Brief: Go through each line of the records below and count those with the word "What"; give only the total.

Data for this exercise:
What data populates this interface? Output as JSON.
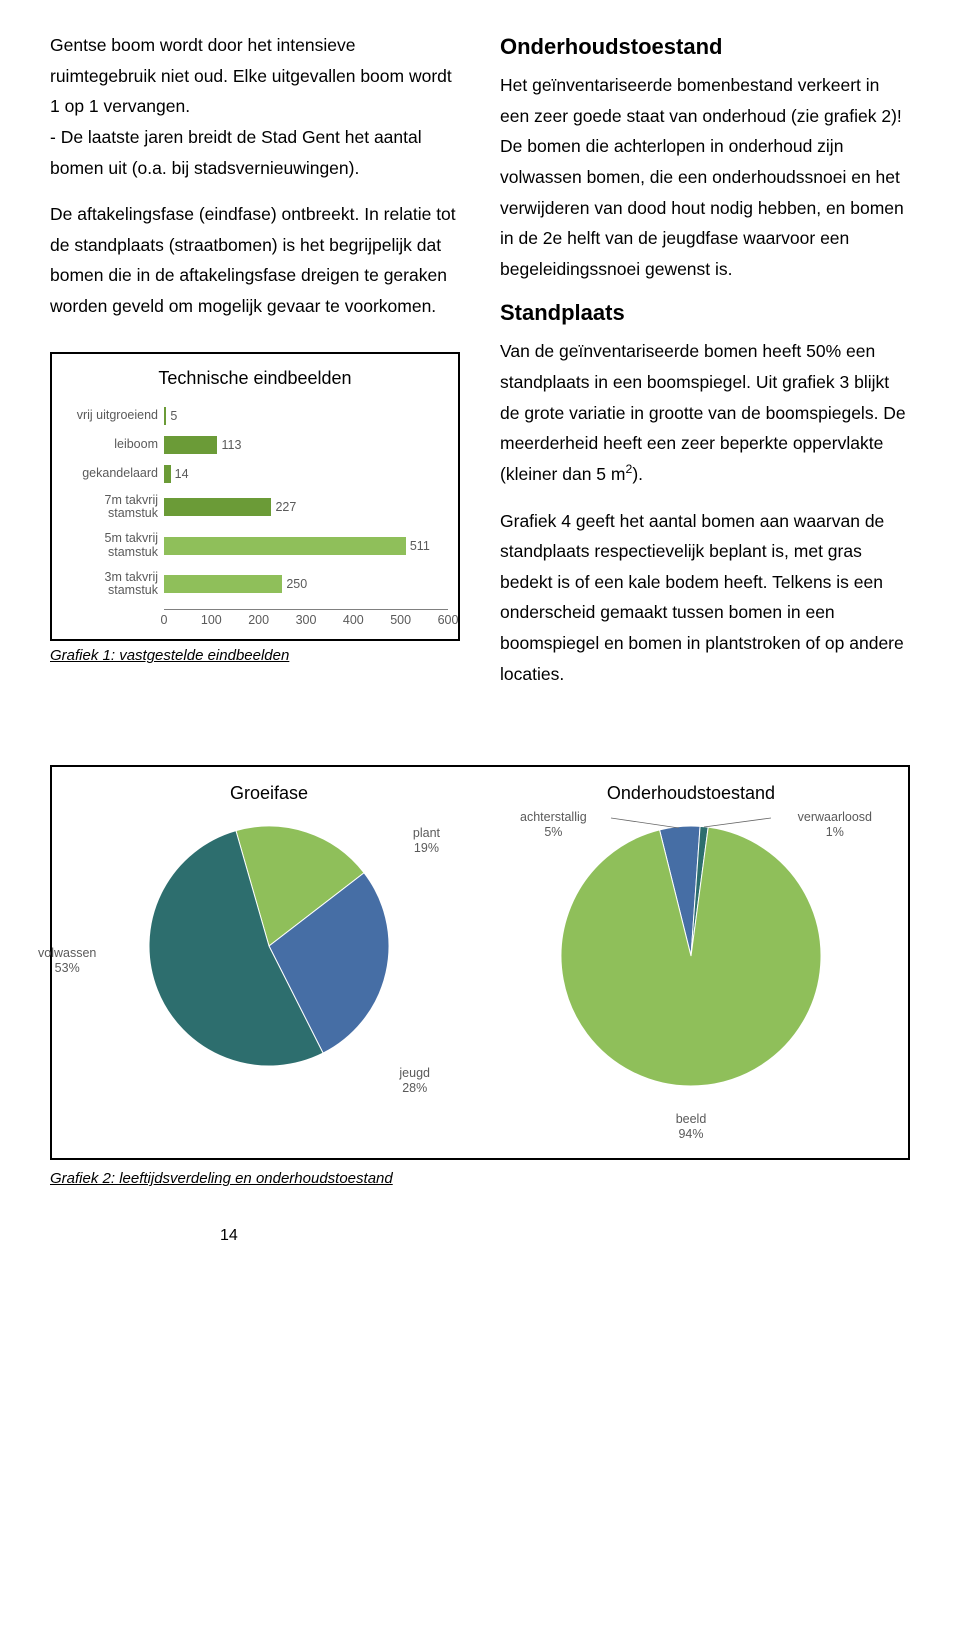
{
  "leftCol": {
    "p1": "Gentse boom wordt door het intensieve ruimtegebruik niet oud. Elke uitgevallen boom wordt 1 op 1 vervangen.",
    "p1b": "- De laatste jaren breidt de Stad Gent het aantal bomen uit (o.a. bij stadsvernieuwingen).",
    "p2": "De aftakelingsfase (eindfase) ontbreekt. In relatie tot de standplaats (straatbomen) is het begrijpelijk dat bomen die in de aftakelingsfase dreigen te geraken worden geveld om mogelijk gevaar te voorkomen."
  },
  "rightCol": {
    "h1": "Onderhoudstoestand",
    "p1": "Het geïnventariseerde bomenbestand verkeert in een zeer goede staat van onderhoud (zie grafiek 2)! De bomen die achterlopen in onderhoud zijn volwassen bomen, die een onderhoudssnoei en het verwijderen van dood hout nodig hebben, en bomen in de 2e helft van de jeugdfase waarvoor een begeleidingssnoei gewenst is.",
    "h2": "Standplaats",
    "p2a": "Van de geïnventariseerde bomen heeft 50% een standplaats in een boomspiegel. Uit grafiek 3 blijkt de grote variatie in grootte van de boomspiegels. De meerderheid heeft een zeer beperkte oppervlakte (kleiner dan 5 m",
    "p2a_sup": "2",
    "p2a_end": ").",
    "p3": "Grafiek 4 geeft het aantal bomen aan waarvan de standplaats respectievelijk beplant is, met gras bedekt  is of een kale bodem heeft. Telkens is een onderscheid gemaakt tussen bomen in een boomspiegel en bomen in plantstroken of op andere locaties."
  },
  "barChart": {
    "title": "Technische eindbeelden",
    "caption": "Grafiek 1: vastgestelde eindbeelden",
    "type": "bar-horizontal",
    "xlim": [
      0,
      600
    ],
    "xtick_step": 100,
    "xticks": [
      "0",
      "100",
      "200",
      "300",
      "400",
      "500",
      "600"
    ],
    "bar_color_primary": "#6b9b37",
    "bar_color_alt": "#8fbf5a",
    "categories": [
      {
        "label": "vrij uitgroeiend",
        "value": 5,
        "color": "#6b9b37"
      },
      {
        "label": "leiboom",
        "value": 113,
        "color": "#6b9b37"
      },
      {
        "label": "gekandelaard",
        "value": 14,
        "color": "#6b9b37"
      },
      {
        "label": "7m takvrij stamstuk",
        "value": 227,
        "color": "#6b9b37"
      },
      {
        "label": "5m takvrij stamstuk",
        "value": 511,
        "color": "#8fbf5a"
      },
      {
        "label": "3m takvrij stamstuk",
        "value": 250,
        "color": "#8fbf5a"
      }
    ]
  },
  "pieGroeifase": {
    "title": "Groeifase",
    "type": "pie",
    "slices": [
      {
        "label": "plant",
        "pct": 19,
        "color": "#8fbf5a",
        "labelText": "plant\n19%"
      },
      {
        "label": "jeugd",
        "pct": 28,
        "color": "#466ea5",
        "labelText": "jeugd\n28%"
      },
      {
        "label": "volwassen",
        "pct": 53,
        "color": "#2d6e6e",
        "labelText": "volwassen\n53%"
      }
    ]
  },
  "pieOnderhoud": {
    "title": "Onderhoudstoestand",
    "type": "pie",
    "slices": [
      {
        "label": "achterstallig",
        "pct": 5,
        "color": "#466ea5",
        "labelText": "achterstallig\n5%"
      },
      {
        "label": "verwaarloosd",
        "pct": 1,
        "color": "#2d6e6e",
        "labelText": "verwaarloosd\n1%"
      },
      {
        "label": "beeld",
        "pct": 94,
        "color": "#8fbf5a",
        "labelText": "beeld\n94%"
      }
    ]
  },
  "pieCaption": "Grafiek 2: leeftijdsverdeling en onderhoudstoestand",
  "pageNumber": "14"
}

==

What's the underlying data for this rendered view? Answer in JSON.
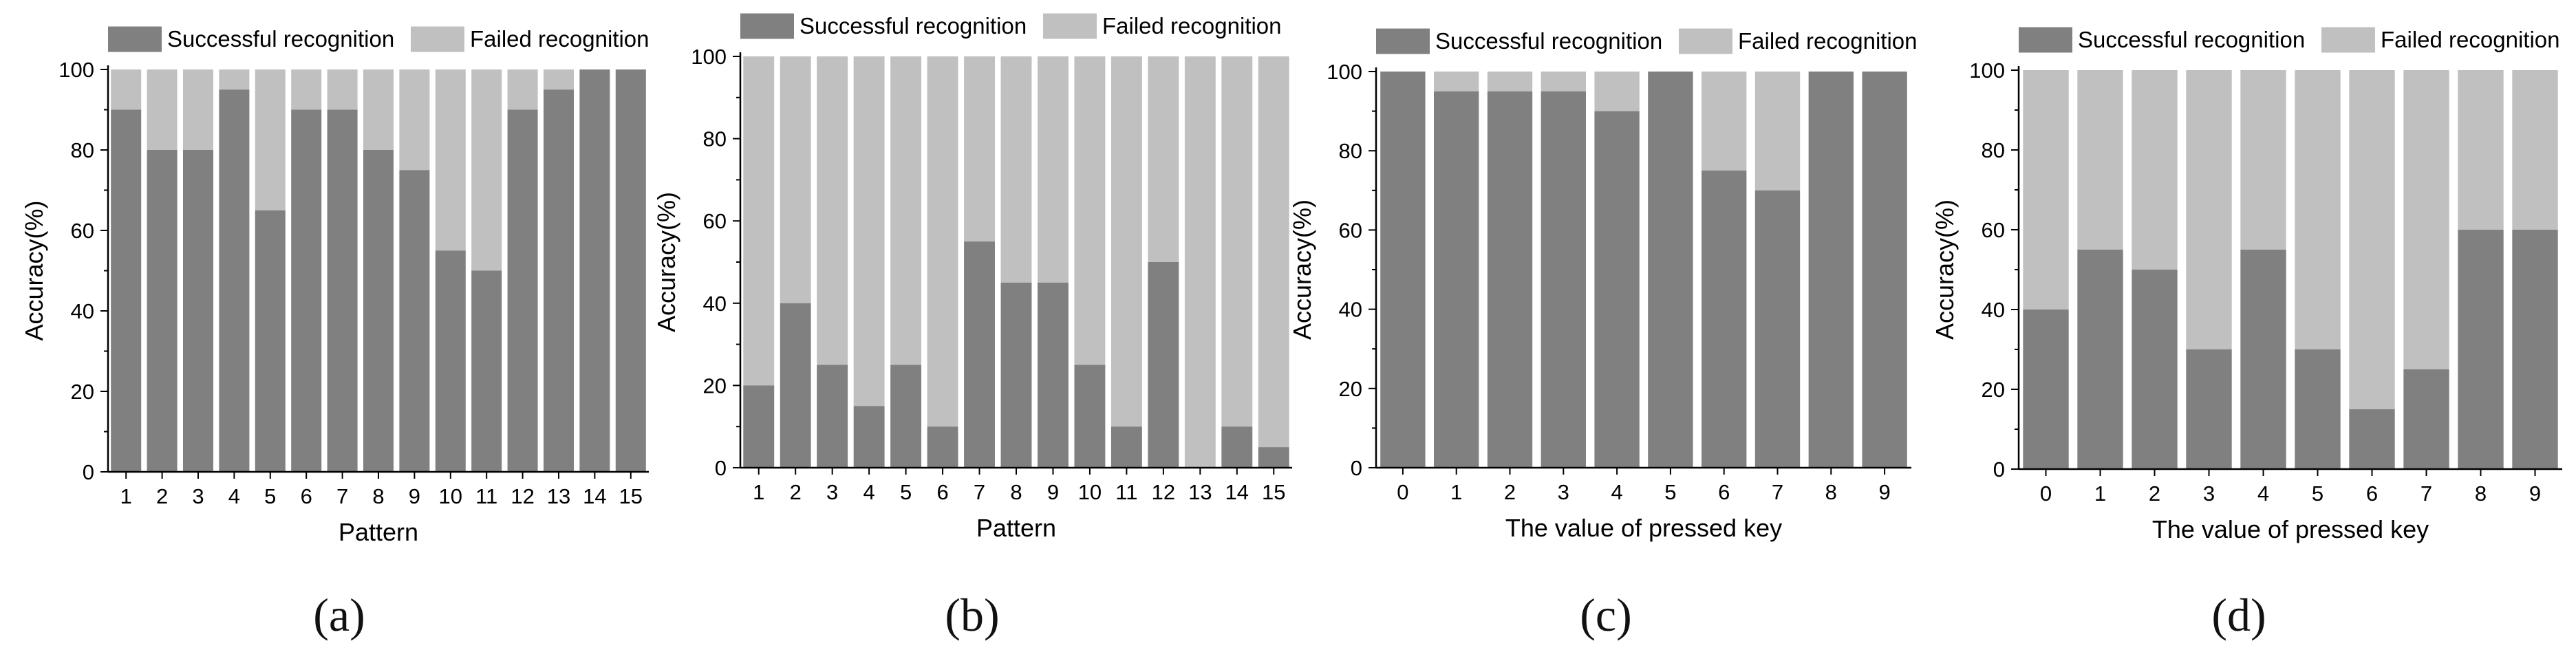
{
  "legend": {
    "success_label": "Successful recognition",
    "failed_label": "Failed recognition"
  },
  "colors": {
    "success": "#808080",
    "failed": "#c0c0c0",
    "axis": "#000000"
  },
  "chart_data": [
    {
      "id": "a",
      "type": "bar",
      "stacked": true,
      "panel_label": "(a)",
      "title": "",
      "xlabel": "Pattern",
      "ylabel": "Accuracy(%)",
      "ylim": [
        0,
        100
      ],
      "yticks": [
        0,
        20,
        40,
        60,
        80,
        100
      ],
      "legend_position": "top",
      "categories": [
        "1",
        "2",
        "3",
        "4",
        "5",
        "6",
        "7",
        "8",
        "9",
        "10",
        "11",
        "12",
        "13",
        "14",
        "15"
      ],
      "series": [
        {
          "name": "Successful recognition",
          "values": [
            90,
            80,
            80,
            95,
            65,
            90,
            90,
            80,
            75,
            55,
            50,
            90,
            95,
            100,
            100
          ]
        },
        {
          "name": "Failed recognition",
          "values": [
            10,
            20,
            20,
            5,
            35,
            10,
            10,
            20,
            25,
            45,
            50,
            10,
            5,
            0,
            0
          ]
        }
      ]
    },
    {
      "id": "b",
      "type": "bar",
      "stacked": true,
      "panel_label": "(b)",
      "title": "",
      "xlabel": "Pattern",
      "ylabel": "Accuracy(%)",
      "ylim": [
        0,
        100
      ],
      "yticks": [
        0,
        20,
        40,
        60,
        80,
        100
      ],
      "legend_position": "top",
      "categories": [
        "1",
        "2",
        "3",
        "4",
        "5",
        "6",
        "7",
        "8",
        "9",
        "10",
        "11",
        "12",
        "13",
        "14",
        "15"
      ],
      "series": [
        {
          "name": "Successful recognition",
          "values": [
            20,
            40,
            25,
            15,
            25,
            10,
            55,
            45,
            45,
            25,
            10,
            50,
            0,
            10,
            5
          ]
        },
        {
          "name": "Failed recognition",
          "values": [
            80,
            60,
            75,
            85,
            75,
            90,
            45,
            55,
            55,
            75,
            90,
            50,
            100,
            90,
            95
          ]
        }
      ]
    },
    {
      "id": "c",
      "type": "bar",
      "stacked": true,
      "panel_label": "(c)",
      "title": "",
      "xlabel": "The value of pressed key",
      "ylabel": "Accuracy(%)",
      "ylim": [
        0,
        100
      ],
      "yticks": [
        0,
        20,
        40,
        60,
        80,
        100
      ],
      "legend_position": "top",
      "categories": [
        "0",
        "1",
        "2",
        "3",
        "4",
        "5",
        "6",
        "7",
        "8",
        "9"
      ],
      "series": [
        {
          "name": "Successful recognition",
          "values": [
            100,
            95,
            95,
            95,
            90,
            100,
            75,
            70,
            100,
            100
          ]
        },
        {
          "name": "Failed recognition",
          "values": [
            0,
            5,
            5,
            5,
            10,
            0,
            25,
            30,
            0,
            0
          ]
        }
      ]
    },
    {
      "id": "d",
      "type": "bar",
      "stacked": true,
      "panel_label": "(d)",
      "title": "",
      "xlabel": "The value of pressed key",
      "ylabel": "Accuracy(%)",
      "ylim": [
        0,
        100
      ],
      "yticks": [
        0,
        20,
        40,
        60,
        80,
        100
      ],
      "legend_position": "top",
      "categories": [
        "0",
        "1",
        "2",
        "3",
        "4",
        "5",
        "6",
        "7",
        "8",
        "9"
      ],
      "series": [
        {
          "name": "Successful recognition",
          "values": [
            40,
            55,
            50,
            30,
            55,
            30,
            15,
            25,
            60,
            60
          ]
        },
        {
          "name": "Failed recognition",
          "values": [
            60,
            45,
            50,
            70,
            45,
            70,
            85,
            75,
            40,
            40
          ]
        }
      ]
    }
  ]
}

Output for this exercise: 2